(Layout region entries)
(begin)

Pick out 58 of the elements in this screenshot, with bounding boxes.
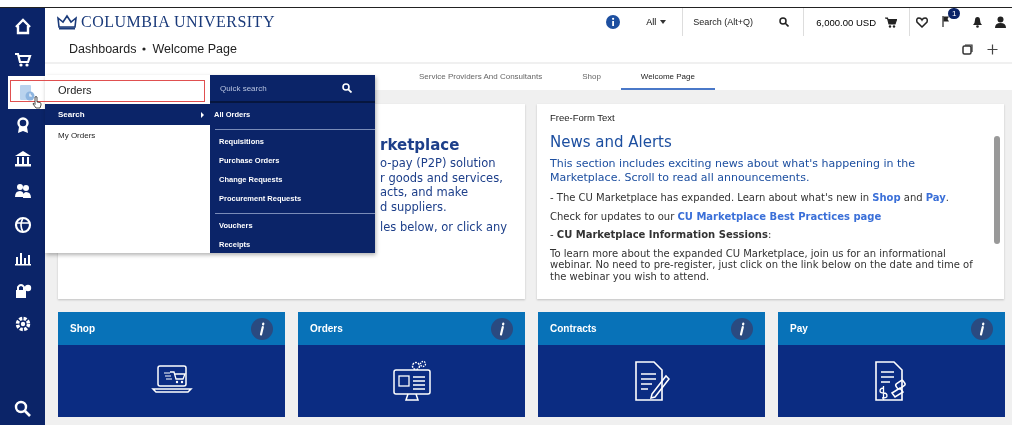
dashboard-tile[interactable]: Pay <box>778 312 1005 417</box>
quick-search-field[interactable]: Quick search <box>218 82 342 94</box>
document-clock-icon <box>17 83 36 102</box>
tile-title: Pay <box>790 323 808 334</box>
bell-icon[interactable] <box>972 16 983 28</box>
notification-badge: 1 <box>948 8 961 19</box>
flag-icon[interactable] <box>942 15 950 27</box>
link[interactable]: CU Marketplace Best Practices page <box>677 210 882 222</box>
card-heading: rketplace <box>380 136 461 154</box>
cart-icon <box>885 16 897 28</box>
info-icon[interactable] <box>251 317 273 340</box>
caret-right-icon <box>201 111 204 118</box>
bank-icon <box>13 149 32 168</box>
menu-title[interactable]: Orders <box>45 75 210 104</box>
tile-title: Contracts <box>550 323 597 334</box>
search-icon <box>342 83 352 93</box>
hand-cursor-icon <box>32 96 42 109</box>
search-icon <box>13 399 32 418</box>
menu-item[interactable]: Search <box>45 104 210 125</box>
separator-dot-icon <box>142 47 147 51</box>
copy-icon[interactable] <box>962 43 973 55</box>
dashboard-tile[interactable]: Orders <box>298 312 525 417</box>
card-text: Check for updates to our CU Marketplace Best Practices page <box>550 210 883 222</box>
card-text: - The CU Marketplace has expanded. Learn about what's new in Shop and Pay. <box>550 192 951 204</box>
breadcrumb-item[interactable]: Dashboards <box>69 42 137 56</box>
caret-icon <box>660 20 667 24</box>
dashboard-tile[interactable]: Shop <box>58 312 285 417</box>
breadcrumb-item: Welcome Page <box>152 42 237 56</box>
globe-icon <box>13 215 32 234</box>
card-heading: News and Alerts <box>550 133 673 151</box>
card-text: This section includes exciting news about what's happening in the Marketplace. Scroll to read all announcements. <box>550 157 916 185</box>
settings-icon <box>13 314 32 333</box>
add-icon[interactable] <box>987 43 998 55</box>
menu-item[interactable]: My Orders <box>45 125 210 146</box>
logo-text: COLUMBIA UNIVERSITY <box>81 13 275 31</box>
info-icon[interactable] <box>606 15 621 29</box>
card-text: les below, or click any <box>380 220 509 234</box>
info-icon[interactable] <box>731 317 753 340</box>
dashboard-tile[interactable]: Contracts <box>538 312 765 417</box>
crown-icon <box>57 14 77 30</box>
card-text: To learn more about the expanded CU Marketplace, join us for an informational webinar. No need to pre-register, just click on the link below on the date and time of the webinar you wish to attend. <box>550 247 974 282</box>
card-text: o-pay (P2P) solution r goods and services, acts, and make d suppliers. <box>380 156 504 214</box>
link[interactable]: Shop <box>872 192 901 203</box>
cart-icon <box>13 50 32 69</box>
tile-title: Shop <box>70 323 95 334</box>
user-icon[interactable] <box>995 16 1006 28</box>
card-text: - CU Marketplace Information Sessions: <box>550 229 773 241</box>
info-icon[interactable] <box>491 317 513 340</box>
card-label: Free-Form Text <box>550 112 616 123</box>
search-icon <box>779 17 790 27</box>
people-icon <box>13 182 32 201</box>
heart-icon[interactable] <box>916 16 928 28</box>
link[interactable]: Pay <box>925 192 946 203</box>
home-icon <box>13 17 32 36</box>
tile-title: Orders <box>310 323 343 334</box>
info-icon[interactable] <box>971 317 993 340</box>
lock-gear-icon <box>13 281 32 300</box>
scrollbar-thumb[interactable] <box>994 136 1000 244</box>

(end)

*Directions for this task*: Print again, unchanged, the lines between the one holding "dashboard-tile[interactable]: Pay <box>778" and the one holding "info-icon[interactable] <box>251 317", inclusive.

*Correct result*:
dashboard-tile[interactable]: Pay <box>778 312 1005 417</box>
quick-search-field[interactable]: Quick search <box>218 82 342 94</box>
document-clock-icon <box>17 83 36 102</box>
tile-title: Pay <box>790 323 808 334</box>
bell-icon[interactable] <box>972 16 983 28</box>
notification-badge: 1 <box>948 8 961 19</box>
flag-icon[interactable] <box>942 15 950 27</box>
link[interactable]: CU Marketplace Best Practices page <box>677 210 882 222</box>
card-heading: rketplace <box>380 136 461 154</box>
cart-icon <box>885 16 897 28</box>
info-icon[interactable] <box>251 317 273 340</box>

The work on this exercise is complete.